• WHAT YOU HAVE TO DO
Starting at the line that contains "Output the text content of this document.", copy each line through the end of the listing below. Include both ends and output nothing more.

• DATASET RECORDS
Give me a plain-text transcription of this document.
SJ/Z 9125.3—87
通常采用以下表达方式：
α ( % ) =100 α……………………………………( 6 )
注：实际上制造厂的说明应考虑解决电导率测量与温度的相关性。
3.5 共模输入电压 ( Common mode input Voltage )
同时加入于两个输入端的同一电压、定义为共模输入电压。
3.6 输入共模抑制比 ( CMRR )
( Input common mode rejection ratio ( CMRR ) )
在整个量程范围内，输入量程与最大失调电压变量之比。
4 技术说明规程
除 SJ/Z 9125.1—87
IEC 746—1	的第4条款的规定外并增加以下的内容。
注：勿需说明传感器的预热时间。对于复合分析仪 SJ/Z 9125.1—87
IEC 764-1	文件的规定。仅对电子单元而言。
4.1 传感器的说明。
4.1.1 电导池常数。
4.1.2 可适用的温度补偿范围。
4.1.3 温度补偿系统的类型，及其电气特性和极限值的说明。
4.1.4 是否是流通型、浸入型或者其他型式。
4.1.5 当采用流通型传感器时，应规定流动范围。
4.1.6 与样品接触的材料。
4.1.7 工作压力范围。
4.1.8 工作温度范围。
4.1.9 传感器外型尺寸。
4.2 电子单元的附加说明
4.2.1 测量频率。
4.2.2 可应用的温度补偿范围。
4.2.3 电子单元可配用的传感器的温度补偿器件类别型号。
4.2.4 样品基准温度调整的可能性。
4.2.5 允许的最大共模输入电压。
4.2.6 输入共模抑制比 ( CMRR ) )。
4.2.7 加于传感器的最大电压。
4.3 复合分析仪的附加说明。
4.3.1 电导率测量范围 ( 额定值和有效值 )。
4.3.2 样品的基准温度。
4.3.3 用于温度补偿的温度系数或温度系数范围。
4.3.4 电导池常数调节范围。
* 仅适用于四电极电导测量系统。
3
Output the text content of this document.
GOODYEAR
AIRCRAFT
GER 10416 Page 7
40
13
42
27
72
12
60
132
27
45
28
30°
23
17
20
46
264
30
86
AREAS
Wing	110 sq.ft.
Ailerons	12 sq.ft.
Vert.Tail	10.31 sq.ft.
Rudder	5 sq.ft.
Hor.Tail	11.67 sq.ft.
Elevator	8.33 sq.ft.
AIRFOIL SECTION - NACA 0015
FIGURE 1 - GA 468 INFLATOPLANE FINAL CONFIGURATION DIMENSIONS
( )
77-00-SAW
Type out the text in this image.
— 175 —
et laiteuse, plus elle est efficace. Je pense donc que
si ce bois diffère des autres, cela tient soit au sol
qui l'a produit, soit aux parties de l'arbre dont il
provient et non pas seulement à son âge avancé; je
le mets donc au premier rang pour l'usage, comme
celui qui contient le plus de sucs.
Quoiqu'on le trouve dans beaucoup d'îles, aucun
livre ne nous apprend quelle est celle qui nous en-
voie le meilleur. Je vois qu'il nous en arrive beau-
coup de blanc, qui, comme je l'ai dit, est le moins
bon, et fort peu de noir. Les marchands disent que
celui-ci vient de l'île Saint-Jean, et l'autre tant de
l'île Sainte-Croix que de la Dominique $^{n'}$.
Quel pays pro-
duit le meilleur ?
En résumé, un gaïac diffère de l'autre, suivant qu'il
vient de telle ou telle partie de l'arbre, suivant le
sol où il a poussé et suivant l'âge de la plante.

• REPLY
Output the text content of this document.
GOODYEAR
AIRCRAFT
GER 10416 Page 7
40
13
42
27
72
12
60
132
27
45
28
30°
23
17
20
46
264
30
86
AREAS
Wing	110 sq.ft.
Ailerons	12 sq.ft.
Vert.Tail	10.31 sq.ft.
Rudder	5 sq.ft.
Hor.Tail	11.67 sq.ft.
Elevator	8.33 sq.ft.
AIRFOIL SECTION - NACA 0015
FIGURE 1 - GA 468 INFLATOPLANE FINAL CONFIGURATION DIMENSIONS
( )
77-00-SAW
Type out the text in this image.
— 175 —
et laiteuse, plus elle est efficace. Je pense donc que
si ce bois diffère des autres, cela tient soit au sol
qui l'a produit, soit aux parties de l'arbre dont il
provient et non pas seulement à son âge avancé; je
le mets donc au premier rang pour l'usage, comme
celui qui contient le plus de sucs.
Quoiqu'on le trouve dans beaucoup d'îles, aucun
livre ne nous apprend quelle est celle qui nous en-
voie le meilleur. Je vois qu'il nous en arrive beau-
coup de blanc, qui, comme je l'ai dit, est le moins
bon, et fort peu de noir. Les marchands disent que
celui-ci vient de l'île Saint-Jean, et l'autre tant de
l'île Sainte-Croix que de la Dominique $^{n'}$.
Quel pays pro-
duit le meilleur ?
En résumé, un gaïac diffère de l'autre, suivant qu'il
vient de telle ou telle partie de l'arbre, suivant le
sol où il a poussé et suivant l'âge de la plante.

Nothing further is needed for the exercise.